Exercise task:
In the listing below, locate the lines that hold the string "Auxiliar". Copy those lines.

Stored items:
+-------+

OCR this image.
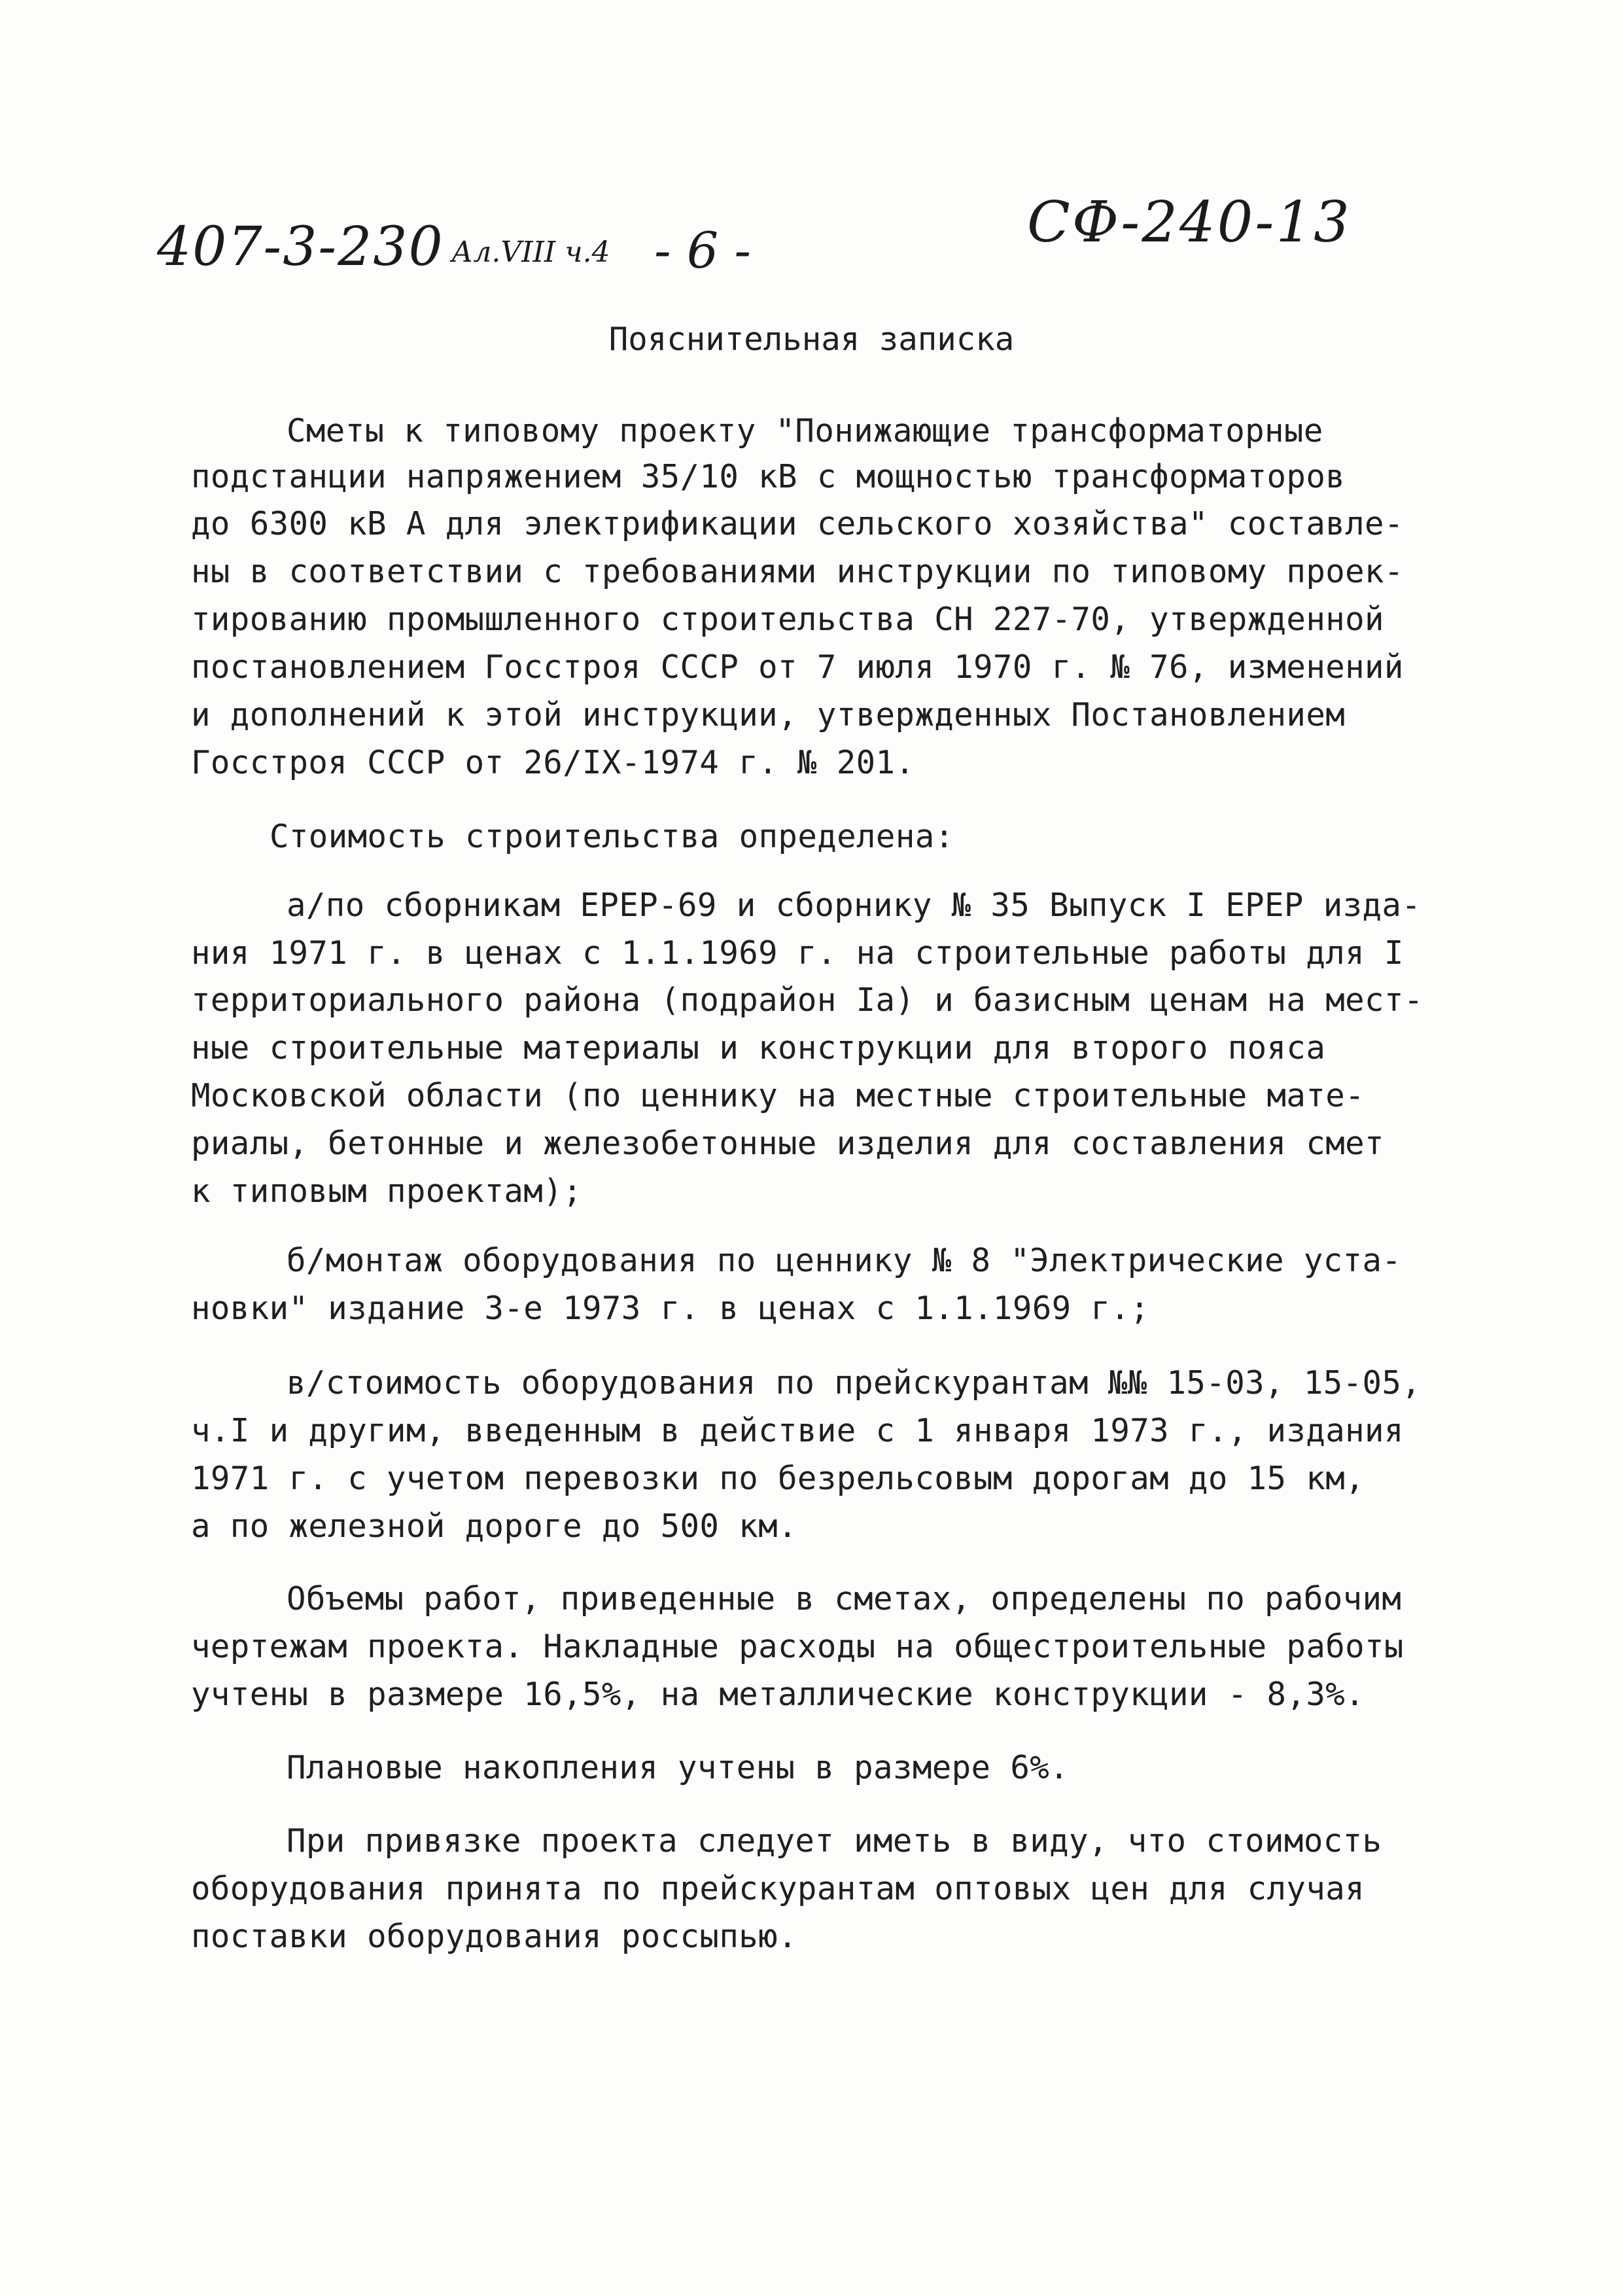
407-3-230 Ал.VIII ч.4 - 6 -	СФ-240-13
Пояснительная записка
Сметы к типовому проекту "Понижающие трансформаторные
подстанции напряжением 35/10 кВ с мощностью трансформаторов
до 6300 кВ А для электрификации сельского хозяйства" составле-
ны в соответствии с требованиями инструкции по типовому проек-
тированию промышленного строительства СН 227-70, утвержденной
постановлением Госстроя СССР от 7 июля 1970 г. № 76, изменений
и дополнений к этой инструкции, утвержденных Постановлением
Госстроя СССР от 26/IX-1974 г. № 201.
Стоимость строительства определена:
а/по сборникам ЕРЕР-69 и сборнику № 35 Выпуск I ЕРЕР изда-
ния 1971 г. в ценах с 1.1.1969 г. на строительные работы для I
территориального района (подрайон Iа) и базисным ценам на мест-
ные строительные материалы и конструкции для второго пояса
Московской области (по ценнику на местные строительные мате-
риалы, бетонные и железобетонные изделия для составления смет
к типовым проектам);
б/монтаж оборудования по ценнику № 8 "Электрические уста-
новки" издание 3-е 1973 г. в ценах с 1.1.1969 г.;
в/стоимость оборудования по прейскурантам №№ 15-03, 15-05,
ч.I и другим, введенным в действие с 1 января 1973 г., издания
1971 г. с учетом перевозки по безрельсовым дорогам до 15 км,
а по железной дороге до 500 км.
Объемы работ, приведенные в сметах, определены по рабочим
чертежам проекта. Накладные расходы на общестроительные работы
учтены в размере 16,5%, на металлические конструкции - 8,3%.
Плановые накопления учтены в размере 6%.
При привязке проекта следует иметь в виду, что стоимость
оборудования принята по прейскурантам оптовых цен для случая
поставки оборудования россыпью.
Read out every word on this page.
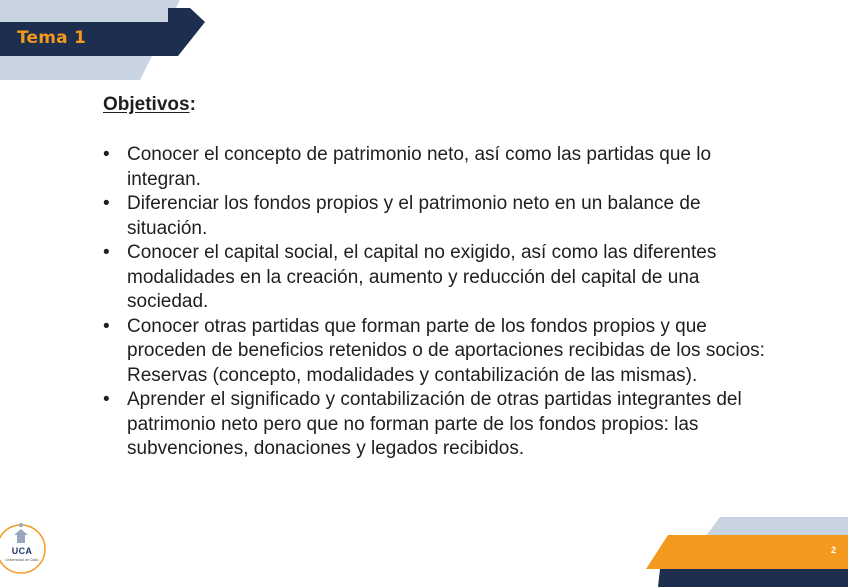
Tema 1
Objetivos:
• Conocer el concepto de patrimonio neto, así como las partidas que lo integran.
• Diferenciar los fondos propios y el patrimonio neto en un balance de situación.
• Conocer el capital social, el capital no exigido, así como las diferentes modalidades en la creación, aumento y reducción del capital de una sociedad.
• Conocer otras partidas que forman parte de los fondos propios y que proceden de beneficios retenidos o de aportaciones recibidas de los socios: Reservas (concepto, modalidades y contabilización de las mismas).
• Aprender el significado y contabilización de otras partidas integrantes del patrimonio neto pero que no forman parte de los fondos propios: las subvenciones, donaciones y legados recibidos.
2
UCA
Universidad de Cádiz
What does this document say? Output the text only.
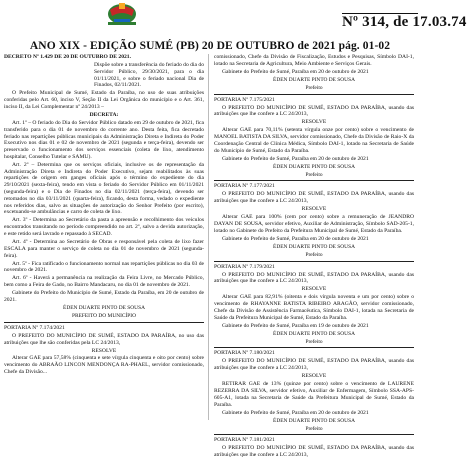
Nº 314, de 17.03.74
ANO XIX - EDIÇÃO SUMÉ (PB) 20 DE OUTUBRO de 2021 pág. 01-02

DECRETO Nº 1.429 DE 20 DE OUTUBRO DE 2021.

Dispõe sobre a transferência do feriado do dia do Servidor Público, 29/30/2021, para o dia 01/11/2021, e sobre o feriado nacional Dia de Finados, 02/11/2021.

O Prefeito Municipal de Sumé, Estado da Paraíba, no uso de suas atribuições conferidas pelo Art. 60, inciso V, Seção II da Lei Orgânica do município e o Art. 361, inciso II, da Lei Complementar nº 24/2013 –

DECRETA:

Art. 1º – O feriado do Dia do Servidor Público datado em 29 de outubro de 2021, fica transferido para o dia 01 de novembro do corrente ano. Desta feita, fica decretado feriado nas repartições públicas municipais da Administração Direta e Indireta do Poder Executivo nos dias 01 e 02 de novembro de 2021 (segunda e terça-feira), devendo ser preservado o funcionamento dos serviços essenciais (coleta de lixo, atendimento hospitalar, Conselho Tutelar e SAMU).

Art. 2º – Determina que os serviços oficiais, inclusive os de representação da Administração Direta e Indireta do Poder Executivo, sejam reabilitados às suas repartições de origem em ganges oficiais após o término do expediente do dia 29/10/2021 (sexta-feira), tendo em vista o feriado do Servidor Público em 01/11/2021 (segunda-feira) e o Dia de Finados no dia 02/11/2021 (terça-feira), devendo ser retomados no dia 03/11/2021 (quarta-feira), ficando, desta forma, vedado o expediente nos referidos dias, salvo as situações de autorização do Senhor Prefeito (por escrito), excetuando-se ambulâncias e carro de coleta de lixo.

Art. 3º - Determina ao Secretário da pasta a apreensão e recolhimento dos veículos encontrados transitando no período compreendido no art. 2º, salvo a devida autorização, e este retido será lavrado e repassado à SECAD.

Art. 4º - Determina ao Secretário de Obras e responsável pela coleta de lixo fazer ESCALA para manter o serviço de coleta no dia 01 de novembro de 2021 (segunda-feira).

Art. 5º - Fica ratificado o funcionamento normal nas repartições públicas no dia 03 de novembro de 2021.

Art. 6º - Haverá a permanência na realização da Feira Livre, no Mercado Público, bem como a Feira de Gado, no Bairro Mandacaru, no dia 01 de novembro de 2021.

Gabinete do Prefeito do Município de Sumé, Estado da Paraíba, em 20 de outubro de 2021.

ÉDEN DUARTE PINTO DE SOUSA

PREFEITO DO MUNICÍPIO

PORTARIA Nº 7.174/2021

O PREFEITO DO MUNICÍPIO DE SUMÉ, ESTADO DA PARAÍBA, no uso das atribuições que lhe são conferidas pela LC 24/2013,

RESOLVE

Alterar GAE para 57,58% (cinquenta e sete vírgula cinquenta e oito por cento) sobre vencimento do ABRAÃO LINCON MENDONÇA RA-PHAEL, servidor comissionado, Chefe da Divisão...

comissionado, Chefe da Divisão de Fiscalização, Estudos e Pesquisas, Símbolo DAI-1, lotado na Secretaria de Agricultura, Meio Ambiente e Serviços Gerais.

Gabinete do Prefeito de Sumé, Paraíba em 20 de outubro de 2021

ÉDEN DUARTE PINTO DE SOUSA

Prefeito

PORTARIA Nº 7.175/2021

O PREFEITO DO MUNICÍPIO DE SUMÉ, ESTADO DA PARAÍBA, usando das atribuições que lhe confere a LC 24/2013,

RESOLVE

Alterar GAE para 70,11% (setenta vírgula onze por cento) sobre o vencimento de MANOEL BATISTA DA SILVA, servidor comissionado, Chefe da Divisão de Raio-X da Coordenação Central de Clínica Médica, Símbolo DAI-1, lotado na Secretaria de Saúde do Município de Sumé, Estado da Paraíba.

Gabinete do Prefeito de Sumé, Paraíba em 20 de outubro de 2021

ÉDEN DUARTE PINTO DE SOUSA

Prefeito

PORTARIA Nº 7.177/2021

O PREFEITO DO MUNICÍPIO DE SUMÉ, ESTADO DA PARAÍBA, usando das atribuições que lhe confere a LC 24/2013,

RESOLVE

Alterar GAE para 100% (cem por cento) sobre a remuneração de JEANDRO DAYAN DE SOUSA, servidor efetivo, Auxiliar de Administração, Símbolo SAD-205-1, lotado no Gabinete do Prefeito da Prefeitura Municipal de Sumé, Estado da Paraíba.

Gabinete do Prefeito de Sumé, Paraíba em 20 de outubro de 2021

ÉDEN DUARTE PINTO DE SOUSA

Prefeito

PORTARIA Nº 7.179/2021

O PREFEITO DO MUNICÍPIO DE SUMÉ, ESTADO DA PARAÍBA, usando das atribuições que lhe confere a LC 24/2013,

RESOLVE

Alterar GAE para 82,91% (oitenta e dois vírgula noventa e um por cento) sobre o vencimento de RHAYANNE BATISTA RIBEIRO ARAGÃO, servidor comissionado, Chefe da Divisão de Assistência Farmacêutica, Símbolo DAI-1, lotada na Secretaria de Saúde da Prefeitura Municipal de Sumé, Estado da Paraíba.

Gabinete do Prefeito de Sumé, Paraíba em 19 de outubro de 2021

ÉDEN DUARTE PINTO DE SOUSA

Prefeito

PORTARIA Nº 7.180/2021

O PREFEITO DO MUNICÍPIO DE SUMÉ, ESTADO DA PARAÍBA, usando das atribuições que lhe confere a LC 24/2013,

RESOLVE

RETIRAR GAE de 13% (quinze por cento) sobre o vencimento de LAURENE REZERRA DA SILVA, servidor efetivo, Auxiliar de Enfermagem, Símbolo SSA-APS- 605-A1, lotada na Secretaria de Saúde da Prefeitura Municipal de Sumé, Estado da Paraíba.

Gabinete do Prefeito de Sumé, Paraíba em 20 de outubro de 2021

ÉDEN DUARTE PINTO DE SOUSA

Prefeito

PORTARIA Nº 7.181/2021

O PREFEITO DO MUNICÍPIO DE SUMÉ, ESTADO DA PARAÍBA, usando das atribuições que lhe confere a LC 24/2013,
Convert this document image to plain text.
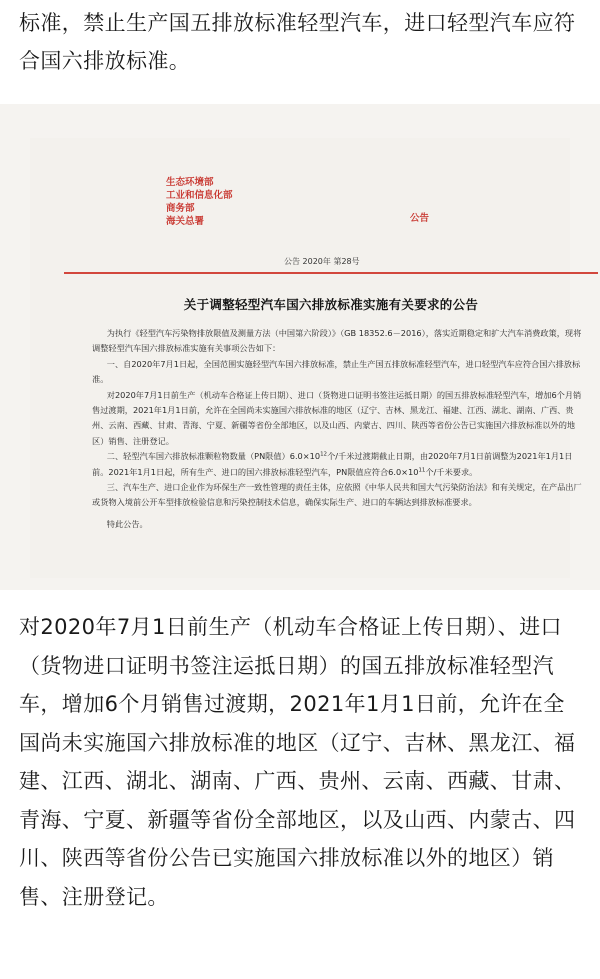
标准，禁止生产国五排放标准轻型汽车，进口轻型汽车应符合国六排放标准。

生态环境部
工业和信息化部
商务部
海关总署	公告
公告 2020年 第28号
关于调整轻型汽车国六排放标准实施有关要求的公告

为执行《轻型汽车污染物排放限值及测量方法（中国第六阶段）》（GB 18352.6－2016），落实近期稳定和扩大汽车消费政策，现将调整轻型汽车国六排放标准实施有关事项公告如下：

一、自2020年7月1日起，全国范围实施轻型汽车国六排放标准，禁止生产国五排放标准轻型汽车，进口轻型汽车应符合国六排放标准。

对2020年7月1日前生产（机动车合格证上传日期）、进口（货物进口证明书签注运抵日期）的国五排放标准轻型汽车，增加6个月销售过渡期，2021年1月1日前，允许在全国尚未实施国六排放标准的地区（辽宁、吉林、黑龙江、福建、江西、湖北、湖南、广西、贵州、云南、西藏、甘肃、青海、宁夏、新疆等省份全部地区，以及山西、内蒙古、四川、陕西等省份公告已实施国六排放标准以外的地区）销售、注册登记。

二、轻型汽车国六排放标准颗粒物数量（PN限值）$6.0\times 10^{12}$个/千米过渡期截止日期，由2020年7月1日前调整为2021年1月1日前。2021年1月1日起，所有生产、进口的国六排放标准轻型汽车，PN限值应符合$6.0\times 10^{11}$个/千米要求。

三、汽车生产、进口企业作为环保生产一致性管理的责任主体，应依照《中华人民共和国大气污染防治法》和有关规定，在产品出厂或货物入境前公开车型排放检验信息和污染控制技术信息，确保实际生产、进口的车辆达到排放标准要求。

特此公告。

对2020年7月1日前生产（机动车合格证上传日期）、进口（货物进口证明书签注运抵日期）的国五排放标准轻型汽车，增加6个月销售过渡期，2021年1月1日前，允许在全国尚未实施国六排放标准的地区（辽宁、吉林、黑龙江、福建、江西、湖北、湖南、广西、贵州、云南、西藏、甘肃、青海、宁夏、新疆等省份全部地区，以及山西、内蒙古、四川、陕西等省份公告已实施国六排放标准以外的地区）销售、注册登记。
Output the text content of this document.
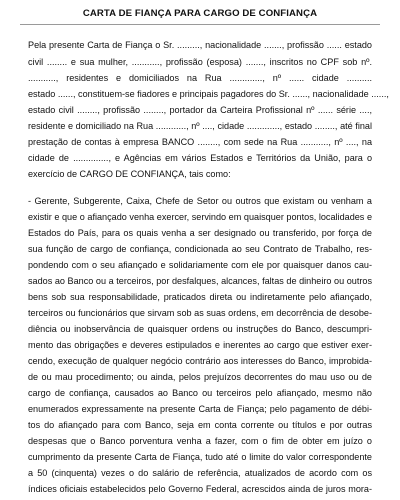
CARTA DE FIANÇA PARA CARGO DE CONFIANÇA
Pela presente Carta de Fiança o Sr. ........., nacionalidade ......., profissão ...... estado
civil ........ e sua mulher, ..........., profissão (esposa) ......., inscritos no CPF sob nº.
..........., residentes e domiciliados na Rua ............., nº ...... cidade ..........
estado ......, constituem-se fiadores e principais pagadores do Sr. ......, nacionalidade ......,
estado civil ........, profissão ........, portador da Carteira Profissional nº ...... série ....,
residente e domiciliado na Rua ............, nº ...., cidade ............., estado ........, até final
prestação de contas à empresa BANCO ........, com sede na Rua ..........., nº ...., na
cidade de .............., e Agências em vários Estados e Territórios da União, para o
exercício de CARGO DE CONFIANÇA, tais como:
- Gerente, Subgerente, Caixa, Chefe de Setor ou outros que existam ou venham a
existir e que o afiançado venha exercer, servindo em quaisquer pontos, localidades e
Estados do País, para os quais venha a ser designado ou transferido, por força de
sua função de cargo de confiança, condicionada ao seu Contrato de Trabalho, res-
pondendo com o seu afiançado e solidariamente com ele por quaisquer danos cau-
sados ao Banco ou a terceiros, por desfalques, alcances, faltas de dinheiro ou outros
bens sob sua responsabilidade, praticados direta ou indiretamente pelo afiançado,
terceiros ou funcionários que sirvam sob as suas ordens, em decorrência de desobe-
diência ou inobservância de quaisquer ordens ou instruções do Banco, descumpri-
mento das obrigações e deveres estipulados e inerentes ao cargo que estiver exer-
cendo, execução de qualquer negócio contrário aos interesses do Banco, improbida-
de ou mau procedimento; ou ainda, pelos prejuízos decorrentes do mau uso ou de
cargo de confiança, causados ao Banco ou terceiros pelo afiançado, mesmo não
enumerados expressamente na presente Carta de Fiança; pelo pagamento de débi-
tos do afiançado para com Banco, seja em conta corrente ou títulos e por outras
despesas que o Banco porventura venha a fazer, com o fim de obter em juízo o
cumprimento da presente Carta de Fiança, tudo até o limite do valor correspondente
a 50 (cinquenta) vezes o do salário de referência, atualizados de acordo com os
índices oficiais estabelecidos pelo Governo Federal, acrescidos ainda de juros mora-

+-------+

Expected answer:
Alterar GAE para 100% (cem por cento) sobre a remuneração de JEANDRO DAYAN DE SOUSA, servidor efetivo, Auxiliar de Administração, Símbolo SAD-205-1, lotado no Gabinete do Prefeito da Prefeitura Municipal de Sumé, Estado da Paraíba.
RETIRAR GAE de 13% (quinze por cento) sobre o vencimento de LAURENE REZERRA DA SILVA, servidor efetivo, Auxiliar de Enfermagem, Símbolo SSA-APS- 605-A1, lotada na Secretaria de Saúde da Prefeitura Municipal de Sumé, Estado da Paraíba.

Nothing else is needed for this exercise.